◆ REQUIRED TASK ◆
Lines holding the string "JSON" are the ones to copy from this listing.

::: INFORMATION SHOWN :::

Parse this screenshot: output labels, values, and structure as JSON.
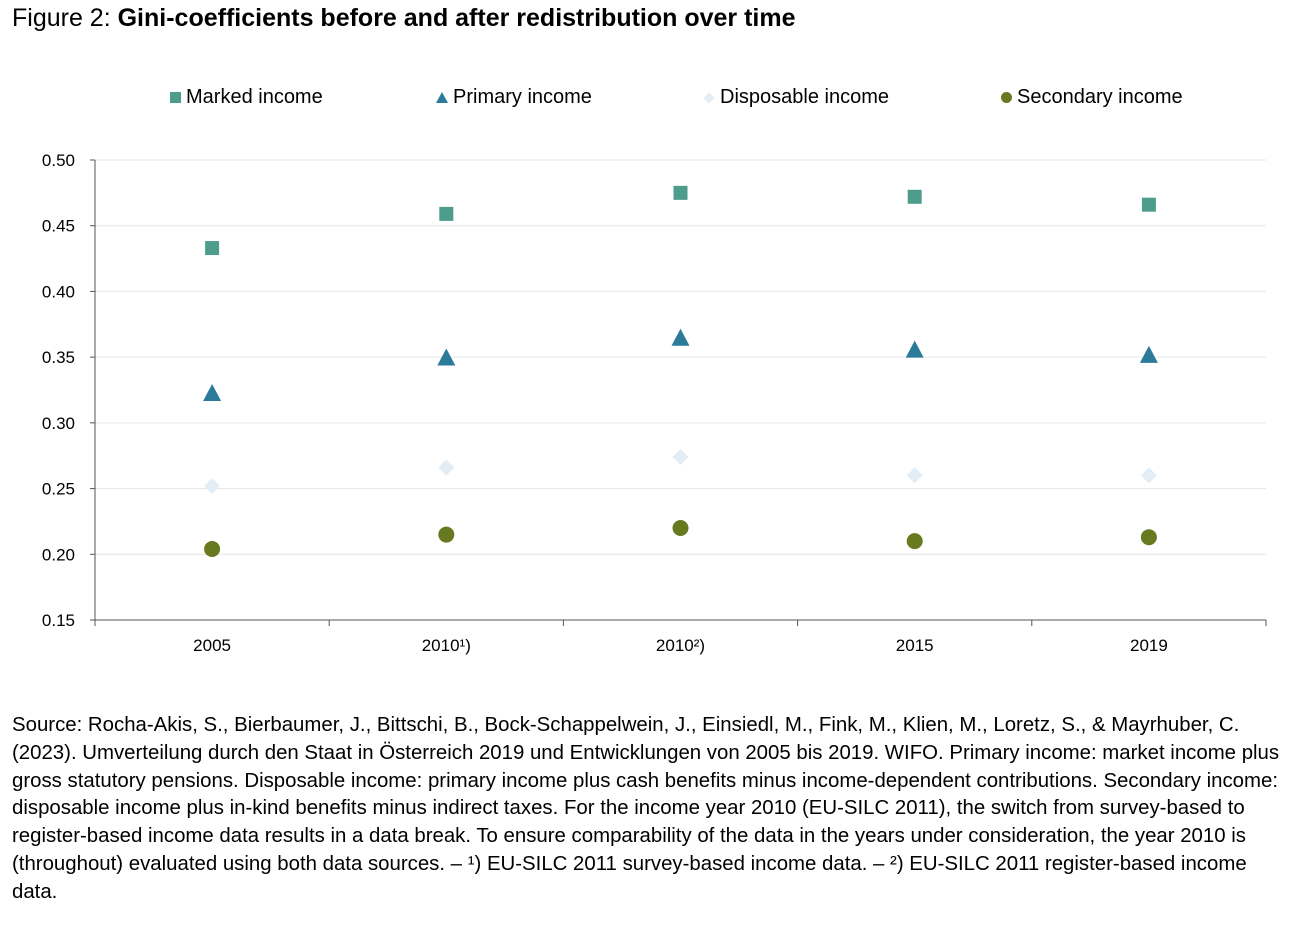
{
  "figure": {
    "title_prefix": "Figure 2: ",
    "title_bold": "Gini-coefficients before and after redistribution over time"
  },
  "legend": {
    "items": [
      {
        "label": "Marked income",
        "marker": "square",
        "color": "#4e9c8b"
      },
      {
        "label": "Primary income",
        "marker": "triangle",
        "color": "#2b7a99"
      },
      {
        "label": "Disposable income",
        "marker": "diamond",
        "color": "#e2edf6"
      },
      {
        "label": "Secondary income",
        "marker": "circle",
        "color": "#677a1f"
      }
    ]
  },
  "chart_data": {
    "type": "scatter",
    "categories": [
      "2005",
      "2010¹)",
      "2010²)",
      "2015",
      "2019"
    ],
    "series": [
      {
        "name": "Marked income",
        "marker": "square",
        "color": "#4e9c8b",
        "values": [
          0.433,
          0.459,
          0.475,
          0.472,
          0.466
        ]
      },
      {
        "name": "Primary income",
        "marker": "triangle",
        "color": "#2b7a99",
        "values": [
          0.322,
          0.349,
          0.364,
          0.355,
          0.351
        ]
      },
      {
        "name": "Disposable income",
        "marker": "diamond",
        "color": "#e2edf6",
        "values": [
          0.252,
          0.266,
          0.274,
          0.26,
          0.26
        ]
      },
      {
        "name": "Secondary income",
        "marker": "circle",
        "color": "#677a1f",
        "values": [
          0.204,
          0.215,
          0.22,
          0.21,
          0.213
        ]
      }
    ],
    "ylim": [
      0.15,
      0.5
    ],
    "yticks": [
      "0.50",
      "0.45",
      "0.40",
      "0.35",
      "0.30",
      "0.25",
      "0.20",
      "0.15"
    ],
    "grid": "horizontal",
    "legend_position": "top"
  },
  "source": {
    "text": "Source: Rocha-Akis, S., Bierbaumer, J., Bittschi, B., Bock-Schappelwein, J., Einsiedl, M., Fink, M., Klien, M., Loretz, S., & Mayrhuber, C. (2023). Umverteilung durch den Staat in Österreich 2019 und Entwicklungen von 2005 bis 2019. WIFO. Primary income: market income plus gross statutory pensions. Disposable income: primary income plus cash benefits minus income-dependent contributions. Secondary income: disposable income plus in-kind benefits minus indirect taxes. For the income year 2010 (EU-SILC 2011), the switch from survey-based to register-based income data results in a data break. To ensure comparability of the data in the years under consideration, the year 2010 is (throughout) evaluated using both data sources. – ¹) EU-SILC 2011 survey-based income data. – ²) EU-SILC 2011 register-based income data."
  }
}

:::
::: INFORMATION SHOWN :::

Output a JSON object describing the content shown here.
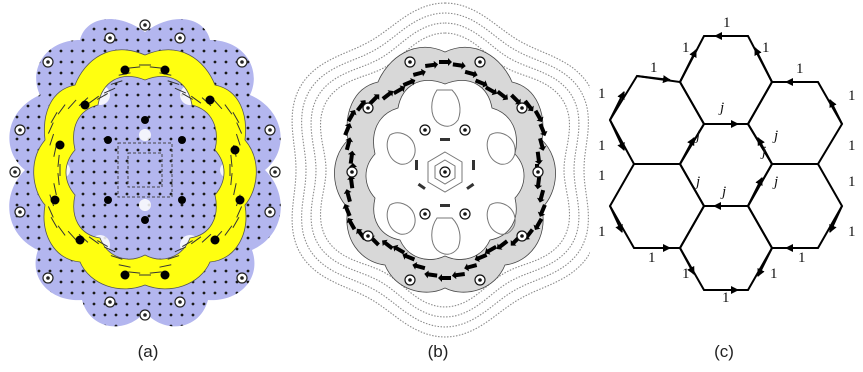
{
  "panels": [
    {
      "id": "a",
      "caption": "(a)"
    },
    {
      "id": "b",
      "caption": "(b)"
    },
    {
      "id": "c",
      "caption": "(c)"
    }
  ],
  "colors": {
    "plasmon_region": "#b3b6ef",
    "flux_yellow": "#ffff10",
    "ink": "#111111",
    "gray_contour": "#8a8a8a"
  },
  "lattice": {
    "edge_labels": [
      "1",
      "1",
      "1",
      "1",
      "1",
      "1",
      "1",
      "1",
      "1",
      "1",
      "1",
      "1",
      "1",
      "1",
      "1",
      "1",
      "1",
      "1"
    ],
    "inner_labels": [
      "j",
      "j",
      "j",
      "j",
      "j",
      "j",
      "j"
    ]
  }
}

:::
::: INFORMATION SHOWN :::

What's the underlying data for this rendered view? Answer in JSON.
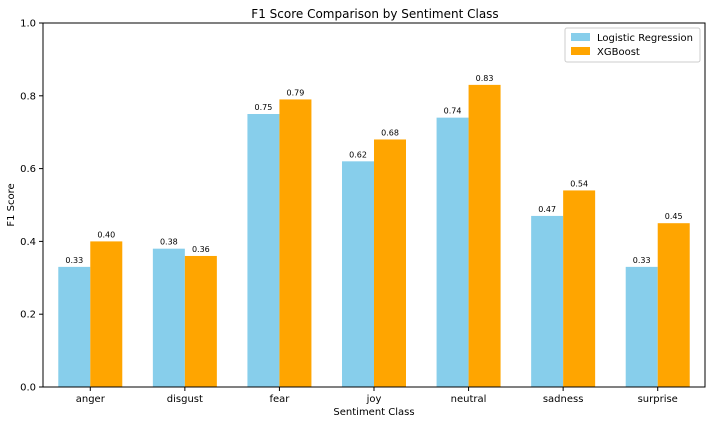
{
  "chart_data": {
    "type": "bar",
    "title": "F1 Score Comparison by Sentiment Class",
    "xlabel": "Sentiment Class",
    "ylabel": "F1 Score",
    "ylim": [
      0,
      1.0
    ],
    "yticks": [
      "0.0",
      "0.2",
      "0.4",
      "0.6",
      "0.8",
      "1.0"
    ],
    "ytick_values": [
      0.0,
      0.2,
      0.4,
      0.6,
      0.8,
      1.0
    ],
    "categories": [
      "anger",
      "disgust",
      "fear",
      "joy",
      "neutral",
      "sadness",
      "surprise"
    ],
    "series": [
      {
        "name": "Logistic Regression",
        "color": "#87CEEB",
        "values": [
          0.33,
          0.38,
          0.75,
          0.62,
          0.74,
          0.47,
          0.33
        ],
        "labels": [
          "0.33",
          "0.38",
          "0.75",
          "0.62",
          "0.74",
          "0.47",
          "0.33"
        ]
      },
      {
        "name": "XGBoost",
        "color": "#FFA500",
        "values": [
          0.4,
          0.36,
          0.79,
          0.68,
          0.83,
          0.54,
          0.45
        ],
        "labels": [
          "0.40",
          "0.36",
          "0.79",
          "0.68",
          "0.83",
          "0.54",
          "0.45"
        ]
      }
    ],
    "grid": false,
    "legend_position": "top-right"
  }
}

:::

◆ OUTPUT OF THE EXERCISE ◆
Parse this screenshot: output labels, values, and structure as JSON.
Output a JSON object describing the content shown here.
What's the underlying data for this rendered view? Answer in JSON.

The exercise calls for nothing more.